===== Records for the exercise =====

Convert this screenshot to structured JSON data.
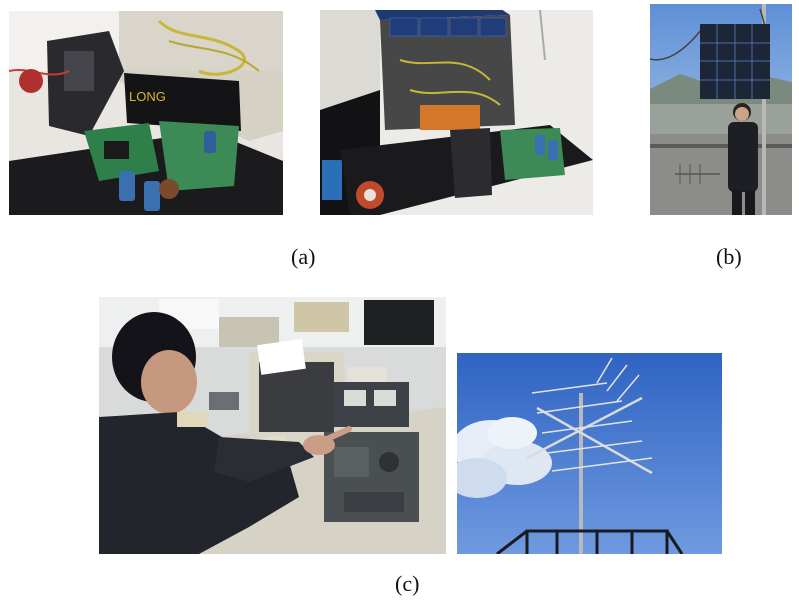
{
  "captions": {
    "a": "(a)",
    "b": "(b)",
    "c": "(c)"
  },
  "photos": {
    "a_left": {
      "icon": "electronics-board-photo"
    },
    "a_right": {
      "icon": "solar-cube-satellite-photo"
    },
    "b": {
      "icon": "student-with-cube-on-roof-photo"
    },
    "c_left": {
      "icon": "student-at-radio-station-photo"
    },
    "c_right": {
      "icon": "yagi-antenna-sky-photo"
    }
  },
  "device_labels": {
    "battery": "LONG"
  }
}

=====

* **What to produce**: Each line that holds the string "cube" counts once; give the total and nothing else.

* **Expected answer**: 2